Exercise instructions
List each line of the data that holds the string "JSON".
───── Records for processing
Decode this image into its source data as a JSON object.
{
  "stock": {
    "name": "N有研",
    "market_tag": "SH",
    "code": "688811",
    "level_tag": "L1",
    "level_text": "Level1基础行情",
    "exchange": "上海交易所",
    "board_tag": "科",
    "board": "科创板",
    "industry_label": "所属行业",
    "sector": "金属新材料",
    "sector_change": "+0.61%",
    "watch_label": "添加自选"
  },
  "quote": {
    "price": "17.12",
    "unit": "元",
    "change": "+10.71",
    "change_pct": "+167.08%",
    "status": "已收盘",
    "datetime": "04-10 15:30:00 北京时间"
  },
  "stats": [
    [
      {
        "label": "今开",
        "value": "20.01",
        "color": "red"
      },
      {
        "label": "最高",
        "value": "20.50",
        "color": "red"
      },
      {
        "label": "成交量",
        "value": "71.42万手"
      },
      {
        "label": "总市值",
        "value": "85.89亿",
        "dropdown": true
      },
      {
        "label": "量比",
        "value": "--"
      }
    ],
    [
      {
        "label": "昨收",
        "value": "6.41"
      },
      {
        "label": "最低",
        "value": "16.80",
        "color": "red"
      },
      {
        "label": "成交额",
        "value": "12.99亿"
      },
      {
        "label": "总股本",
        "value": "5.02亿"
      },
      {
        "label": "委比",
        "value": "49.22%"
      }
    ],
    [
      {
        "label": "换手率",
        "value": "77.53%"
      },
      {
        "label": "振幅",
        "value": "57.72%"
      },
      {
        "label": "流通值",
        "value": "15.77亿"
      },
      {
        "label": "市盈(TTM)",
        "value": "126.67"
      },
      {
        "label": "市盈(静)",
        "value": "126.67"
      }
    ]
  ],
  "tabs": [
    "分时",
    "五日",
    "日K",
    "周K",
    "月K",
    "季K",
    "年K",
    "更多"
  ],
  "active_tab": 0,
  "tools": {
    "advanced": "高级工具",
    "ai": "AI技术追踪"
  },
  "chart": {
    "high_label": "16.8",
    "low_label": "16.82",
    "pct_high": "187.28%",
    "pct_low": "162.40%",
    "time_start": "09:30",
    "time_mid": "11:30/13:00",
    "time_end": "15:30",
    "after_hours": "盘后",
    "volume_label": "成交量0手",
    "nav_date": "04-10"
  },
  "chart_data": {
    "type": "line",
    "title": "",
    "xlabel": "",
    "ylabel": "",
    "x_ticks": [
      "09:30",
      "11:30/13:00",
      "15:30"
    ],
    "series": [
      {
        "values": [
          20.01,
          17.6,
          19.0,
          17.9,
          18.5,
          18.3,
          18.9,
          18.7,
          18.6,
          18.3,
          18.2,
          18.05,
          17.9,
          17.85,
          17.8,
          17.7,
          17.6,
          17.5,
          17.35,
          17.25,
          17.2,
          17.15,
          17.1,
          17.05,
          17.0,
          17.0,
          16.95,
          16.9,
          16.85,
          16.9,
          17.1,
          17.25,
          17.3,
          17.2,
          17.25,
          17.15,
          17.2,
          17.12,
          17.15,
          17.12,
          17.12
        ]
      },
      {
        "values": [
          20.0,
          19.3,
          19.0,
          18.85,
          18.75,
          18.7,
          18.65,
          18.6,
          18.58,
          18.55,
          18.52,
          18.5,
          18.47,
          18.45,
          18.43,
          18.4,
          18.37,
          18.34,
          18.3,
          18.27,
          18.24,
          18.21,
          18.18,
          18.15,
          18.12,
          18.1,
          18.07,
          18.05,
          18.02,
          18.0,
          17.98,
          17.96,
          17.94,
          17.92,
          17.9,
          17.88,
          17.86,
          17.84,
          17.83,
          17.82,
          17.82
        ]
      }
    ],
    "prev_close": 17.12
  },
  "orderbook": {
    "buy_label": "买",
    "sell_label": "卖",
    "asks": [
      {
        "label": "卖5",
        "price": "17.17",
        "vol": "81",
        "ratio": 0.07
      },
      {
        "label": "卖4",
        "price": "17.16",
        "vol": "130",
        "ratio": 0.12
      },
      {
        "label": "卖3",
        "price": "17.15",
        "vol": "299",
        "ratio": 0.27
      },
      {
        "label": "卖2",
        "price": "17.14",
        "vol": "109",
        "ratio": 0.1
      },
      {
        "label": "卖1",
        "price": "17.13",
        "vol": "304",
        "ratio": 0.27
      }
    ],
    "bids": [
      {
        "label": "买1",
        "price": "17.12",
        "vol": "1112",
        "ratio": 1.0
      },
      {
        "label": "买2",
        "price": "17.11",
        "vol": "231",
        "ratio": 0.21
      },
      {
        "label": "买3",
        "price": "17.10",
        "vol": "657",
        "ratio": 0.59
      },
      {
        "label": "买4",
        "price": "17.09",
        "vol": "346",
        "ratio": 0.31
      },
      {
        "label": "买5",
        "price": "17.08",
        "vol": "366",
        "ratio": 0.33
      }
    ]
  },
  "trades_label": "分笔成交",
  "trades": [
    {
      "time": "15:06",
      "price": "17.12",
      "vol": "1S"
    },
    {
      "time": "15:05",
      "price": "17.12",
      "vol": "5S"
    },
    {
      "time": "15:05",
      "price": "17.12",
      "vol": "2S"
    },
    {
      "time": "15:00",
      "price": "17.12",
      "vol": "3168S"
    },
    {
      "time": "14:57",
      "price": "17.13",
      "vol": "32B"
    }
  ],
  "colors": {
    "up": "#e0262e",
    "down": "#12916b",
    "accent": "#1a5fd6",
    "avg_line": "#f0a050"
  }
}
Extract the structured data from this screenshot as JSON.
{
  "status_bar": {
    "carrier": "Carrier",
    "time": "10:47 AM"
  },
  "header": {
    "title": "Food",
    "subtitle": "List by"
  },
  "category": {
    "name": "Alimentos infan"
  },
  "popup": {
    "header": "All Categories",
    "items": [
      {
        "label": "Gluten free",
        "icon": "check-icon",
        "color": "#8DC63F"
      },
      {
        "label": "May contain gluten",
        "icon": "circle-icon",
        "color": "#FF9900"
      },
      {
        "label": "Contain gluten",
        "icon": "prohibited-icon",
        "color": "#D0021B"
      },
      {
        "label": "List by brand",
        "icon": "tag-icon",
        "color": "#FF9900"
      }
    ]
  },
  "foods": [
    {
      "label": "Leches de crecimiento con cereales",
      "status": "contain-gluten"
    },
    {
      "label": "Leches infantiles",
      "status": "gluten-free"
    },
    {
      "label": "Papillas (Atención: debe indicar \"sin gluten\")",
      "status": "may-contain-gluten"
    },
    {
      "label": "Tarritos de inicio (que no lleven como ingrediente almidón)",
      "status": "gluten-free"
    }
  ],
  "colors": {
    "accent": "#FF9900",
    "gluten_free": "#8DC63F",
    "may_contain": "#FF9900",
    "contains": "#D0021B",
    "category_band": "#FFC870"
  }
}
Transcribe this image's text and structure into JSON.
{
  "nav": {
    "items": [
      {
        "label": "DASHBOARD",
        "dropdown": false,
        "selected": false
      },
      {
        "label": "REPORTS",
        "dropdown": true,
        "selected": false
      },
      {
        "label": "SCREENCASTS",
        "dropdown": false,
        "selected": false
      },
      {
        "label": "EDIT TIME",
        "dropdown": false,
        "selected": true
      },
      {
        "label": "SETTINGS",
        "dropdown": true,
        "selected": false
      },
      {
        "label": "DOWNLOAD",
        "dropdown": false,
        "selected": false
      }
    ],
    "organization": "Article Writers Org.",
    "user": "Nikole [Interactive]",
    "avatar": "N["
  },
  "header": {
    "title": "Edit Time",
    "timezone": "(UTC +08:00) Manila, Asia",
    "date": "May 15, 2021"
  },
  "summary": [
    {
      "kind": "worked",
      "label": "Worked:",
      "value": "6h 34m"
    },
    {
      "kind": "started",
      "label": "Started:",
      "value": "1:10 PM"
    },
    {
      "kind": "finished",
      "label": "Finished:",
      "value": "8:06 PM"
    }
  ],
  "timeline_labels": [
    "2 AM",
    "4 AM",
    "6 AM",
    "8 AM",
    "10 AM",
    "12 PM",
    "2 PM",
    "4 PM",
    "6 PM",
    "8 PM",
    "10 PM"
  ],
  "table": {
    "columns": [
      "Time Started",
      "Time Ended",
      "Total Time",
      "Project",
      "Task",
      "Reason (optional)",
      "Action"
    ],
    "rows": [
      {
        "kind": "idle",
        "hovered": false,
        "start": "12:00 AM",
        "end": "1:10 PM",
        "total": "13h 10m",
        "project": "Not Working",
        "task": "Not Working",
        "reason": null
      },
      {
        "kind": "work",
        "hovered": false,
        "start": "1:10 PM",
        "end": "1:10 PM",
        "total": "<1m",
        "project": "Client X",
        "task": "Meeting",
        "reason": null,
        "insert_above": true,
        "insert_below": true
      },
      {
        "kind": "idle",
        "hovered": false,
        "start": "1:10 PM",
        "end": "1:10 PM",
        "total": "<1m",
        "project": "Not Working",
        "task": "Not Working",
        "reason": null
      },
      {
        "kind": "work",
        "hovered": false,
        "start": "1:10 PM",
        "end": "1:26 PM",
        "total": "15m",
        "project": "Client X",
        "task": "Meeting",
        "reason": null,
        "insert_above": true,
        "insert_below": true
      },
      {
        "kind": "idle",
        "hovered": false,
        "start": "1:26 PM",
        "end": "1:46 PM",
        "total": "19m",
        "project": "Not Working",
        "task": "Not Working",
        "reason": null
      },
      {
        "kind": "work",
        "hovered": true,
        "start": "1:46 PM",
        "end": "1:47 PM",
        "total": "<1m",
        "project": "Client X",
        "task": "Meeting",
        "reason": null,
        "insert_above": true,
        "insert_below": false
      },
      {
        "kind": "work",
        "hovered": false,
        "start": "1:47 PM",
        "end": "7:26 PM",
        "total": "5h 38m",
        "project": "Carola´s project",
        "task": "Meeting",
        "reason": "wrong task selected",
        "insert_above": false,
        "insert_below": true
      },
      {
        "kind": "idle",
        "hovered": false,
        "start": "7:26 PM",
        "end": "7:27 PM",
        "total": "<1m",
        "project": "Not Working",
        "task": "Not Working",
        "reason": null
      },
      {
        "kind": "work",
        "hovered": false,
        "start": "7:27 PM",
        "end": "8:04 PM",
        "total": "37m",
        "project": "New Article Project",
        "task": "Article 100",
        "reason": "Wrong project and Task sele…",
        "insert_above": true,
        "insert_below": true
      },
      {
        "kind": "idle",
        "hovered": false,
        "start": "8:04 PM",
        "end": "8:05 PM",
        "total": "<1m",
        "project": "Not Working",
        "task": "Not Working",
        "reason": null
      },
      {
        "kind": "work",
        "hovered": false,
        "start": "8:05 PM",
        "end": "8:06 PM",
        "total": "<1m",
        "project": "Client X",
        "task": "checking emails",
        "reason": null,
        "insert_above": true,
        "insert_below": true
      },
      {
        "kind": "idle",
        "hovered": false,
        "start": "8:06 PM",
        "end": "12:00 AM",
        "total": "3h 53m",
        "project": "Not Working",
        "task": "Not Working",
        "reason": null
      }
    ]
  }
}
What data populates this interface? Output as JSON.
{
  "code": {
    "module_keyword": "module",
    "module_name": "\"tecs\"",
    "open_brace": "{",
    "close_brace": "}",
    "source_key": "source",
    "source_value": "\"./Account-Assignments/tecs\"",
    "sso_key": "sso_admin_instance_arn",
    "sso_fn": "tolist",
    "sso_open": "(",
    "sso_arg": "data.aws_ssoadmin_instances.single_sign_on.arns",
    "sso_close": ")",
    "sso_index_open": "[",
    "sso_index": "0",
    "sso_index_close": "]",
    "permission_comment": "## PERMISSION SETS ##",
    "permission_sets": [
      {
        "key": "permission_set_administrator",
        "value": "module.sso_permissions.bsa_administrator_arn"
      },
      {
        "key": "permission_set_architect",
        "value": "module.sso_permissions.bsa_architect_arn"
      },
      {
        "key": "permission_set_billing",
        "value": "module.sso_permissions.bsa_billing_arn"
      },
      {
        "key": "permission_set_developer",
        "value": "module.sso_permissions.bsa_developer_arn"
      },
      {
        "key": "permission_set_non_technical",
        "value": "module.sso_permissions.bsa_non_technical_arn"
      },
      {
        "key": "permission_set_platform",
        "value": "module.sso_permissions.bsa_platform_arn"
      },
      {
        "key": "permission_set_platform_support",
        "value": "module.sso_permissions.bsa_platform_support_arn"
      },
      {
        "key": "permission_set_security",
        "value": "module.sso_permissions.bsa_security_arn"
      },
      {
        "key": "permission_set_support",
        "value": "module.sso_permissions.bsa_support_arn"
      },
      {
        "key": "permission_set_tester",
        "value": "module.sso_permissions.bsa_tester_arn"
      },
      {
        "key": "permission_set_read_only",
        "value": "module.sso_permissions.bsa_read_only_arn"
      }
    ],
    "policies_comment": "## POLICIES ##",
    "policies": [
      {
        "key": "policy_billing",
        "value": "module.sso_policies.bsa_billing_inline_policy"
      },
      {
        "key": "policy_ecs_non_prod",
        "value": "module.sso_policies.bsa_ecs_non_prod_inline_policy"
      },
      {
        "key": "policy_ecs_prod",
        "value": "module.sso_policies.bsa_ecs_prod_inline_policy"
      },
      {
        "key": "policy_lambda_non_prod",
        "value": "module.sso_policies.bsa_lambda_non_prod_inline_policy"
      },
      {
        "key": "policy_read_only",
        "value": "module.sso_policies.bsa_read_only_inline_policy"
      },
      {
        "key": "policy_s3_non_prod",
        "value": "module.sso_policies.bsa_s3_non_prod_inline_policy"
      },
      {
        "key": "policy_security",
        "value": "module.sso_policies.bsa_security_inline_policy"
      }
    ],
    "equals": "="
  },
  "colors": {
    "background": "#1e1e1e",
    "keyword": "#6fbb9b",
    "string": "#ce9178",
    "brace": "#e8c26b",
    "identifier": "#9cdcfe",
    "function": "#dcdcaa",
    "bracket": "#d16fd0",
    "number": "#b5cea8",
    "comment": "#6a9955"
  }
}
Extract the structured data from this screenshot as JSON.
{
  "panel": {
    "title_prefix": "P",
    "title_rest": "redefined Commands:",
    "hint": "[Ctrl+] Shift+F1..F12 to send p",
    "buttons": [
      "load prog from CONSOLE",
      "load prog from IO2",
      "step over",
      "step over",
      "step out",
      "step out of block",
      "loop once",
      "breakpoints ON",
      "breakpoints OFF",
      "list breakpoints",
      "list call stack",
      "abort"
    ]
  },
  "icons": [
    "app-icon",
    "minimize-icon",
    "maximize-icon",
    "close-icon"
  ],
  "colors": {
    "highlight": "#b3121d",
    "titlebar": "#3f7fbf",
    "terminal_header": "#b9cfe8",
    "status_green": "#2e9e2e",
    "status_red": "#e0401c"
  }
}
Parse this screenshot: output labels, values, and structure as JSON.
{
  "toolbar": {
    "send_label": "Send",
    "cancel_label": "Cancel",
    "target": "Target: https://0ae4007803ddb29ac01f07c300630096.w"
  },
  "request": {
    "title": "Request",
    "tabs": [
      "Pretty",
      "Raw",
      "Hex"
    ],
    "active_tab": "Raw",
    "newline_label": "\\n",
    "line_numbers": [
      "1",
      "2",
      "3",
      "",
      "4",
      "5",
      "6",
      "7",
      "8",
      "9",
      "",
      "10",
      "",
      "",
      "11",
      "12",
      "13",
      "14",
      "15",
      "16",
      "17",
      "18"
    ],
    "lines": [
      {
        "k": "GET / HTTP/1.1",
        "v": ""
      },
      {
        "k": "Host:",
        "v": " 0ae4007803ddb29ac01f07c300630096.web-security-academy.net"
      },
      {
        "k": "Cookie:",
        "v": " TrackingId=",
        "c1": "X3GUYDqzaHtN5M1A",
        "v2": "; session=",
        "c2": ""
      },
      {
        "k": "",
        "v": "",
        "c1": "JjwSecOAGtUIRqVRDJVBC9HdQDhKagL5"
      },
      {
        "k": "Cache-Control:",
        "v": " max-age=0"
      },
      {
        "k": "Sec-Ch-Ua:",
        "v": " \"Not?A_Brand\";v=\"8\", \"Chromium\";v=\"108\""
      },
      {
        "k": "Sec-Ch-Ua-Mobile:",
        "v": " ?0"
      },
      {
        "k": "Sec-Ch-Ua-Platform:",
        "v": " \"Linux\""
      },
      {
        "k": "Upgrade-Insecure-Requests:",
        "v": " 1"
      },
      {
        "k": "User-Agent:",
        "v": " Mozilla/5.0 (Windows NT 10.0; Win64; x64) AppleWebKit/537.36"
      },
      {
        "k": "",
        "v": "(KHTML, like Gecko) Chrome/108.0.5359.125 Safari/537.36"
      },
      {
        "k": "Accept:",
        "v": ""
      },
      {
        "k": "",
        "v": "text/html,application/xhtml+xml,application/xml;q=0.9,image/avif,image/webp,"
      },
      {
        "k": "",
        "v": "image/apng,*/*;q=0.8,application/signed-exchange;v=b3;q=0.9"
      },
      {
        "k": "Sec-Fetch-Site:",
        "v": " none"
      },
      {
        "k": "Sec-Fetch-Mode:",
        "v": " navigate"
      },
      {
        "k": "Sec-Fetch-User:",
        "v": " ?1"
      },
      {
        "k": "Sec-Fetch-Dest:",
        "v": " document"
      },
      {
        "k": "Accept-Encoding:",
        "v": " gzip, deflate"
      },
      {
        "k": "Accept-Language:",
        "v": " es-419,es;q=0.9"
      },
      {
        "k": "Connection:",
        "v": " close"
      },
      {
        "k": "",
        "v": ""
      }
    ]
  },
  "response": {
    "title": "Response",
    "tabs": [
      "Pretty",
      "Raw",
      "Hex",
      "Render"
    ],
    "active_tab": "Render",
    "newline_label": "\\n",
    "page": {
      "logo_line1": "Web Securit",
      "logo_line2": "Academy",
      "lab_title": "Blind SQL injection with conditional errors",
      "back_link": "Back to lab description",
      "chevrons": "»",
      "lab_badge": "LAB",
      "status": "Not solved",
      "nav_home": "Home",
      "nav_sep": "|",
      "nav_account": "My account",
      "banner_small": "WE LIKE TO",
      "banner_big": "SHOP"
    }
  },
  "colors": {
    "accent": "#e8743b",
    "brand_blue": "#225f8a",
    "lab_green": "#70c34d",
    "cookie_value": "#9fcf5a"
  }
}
──────────
Full solution
Decode this image into its source data as a JSON object.
Extract the structured data from this screenshot as JSON.
Transcribe this image's text and structure into JSON.
What data populates this interface? Output as JSON.
Extract the structured data from this screenshot as JSON.
Parse this screenshot: output labels, values, and structure as JSON.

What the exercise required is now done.